== Dataset entries ==
▼

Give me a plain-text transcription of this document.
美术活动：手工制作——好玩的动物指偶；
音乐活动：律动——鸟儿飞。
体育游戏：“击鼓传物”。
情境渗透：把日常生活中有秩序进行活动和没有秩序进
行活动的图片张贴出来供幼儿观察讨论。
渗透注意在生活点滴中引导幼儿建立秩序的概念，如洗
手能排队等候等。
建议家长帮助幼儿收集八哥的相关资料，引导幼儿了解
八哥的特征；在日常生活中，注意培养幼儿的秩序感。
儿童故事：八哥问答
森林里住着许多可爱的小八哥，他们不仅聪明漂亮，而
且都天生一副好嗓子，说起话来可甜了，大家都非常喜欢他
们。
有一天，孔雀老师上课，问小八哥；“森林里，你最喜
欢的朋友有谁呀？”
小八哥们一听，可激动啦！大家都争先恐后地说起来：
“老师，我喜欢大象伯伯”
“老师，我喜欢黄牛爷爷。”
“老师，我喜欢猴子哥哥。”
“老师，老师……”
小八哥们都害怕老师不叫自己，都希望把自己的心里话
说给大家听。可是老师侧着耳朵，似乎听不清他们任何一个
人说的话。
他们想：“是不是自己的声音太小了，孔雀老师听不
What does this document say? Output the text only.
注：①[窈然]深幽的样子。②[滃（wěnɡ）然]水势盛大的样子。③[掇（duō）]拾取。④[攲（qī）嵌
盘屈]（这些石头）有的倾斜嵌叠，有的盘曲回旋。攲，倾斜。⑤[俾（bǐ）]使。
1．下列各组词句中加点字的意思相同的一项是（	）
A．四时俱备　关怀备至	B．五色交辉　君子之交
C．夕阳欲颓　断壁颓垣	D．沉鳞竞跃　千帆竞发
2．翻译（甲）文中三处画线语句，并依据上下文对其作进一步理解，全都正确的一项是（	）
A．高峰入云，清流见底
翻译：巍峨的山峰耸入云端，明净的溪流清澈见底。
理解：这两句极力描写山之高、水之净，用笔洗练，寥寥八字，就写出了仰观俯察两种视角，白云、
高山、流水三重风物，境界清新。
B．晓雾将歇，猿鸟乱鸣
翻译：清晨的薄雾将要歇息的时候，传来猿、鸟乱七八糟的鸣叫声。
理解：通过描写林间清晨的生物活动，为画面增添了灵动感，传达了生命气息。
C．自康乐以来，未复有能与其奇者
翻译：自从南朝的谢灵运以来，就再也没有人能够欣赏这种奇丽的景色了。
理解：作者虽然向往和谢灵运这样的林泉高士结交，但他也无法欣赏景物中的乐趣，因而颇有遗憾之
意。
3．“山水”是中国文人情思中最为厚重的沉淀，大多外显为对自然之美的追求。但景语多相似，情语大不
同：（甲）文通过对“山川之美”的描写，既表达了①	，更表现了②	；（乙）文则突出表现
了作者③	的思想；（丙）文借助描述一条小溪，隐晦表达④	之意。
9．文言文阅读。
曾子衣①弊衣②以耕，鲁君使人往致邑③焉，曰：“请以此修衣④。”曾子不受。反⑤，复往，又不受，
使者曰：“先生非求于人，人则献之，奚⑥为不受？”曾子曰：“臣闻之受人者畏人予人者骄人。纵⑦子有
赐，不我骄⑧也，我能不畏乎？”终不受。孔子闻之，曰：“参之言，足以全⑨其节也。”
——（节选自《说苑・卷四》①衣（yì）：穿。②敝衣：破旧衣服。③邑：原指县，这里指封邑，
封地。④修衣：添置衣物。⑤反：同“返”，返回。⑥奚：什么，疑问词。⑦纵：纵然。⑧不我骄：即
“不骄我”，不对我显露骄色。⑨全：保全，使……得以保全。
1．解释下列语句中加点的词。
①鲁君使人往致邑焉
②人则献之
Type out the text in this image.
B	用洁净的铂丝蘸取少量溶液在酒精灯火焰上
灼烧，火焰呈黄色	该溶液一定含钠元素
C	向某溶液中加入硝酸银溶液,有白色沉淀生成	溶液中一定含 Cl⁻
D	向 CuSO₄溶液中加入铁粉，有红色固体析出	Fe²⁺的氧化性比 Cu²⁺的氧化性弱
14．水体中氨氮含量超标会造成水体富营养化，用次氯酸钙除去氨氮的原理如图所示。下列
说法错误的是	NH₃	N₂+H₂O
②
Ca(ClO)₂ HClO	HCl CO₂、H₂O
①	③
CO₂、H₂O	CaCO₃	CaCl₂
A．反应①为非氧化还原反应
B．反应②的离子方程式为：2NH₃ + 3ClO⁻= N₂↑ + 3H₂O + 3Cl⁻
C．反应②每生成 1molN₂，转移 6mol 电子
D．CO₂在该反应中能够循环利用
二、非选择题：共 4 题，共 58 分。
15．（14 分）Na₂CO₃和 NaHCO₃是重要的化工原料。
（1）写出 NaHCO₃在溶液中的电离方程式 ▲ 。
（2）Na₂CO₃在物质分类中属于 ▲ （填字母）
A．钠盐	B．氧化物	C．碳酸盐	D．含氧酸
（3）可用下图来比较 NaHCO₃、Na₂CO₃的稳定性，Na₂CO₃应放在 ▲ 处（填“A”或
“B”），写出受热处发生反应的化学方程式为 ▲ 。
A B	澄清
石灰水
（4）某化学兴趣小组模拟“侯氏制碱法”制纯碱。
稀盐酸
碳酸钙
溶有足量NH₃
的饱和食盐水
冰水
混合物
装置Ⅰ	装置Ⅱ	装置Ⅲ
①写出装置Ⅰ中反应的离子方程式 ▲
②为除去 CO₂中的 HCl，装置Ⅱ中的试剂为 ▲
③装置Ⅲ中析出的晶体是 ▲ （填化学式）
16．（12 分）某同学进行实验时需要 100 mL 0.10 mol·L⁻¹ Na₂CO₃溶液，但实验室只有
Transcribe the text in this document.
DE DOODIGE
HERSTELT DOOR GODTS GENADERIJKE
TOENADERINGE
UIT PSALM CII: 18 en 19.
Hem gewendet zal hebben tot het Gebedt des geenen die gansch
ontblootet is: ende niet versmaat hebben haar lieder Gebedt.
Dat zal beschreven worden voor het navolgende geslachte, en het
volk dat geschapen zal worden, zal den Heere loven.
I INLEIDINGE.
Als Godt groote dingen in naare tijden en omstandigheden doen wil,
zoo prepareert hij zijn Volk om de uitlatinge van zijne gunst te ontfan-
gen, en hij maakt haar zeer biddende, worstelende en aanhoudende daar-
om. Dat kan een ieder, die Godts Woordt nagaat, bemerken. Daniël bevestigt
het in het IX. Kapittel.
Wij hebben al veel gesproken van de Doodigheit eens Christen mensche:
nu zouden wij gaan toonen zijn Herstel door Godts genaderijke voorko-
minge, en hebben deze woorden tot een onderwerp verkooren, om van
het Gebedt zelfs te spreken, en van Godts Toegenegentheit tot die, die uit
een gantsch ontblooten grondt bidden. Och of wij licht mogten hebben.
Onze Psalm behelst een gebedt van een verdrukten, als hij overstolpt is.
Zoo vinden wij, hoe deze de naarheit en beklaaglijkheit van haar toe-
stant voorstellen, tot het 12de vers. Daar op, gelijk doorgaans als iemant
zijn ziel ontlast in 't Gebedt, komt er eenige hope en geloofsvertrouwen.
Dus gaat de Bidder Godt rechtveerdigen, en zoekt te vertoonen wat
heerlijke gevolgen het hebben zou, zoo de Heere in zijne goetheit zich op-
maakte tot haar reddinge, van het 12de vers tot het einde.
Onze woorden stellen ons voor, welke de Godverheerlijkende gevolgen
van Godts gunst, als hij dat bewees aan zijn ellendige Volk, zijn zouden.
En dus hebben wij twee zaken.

▲

== Exercise goal ==
Find the line containing "Transcribe the text in this document." in the material above. Print it and every line after it through the end, exactly and only those.

== In response ==
Transcribe the text in this document.
DE DOODIGE
HERSTELT DOOR GODTS GENADERIJKE
TOENADERINGE
UIT PSALM CII: 18 en 19.
Hem gewendet zal hebben tot het Gebedt des geenen die gansch
ontblootet is: ende niet versmaat hebben haar lieder Gebedt.
Dat zal beschreven worden voor het navolgende geslachte, en het
volk dat geschapen zal worden, zal den Heere loven.
I INLEIDINGE.
Als Godt groote dingen in naare tijden en omstandigheden doen wil,
zoo prepareert hij zijn Volk om de uitlatinge van zijne gunst te ontfan-
gen, en hij maakt haar zeer biddende, worstelende en aanhoudende daar-
om. Dat kan een ieder, die Godts Woordt nagaat, bemerken. Daniël bevestigt
het in het IX. Kapittel.
Wij hebben al veel gesproken van de Doodigheit eens Christen mensche:
nu zouden wij gaan toonen zijn Herstel door Godts genaderijke voorko-
minge, en hebben deze woorden tot een onderwerp verkooren, om van
het Gebedt zelfs te spreken, en van Godts Toegenegentheit tot die, die uit
een gantsch ontblooten grondt bidden. Och of wij licht mogten hebben.
Onze Psalm behelst een gebedt van een verdrukten, als hij overstolpt is.
Zoo vinden wij, hoe deze de naarheit en beklaaglijkheit van haar toe-
stant voorstellen, tot het 12de vers. Daar op, gelijk doorgaans als iemant
zijn ziel ontlast in 't Gebedt, komt er eenige hope en geloofsvertrouwen.
Dus gaat de Bidder Godt rechtveerdigen, en zoekt te vertoonen wat
heerlijke gevolgen het hebben zou, zoo de Heere in zijne goetheit zich op-
maakte tot haar reddinge, van het 12de vers tot het einde.
Onze woorden stellen ons voor, welke de Godverheerlijkende gevolgen
van Godts gunst, als hij dat bewees aan zijn ellendige Volk, zijn zouden.
En dus hebben wij twee zaken.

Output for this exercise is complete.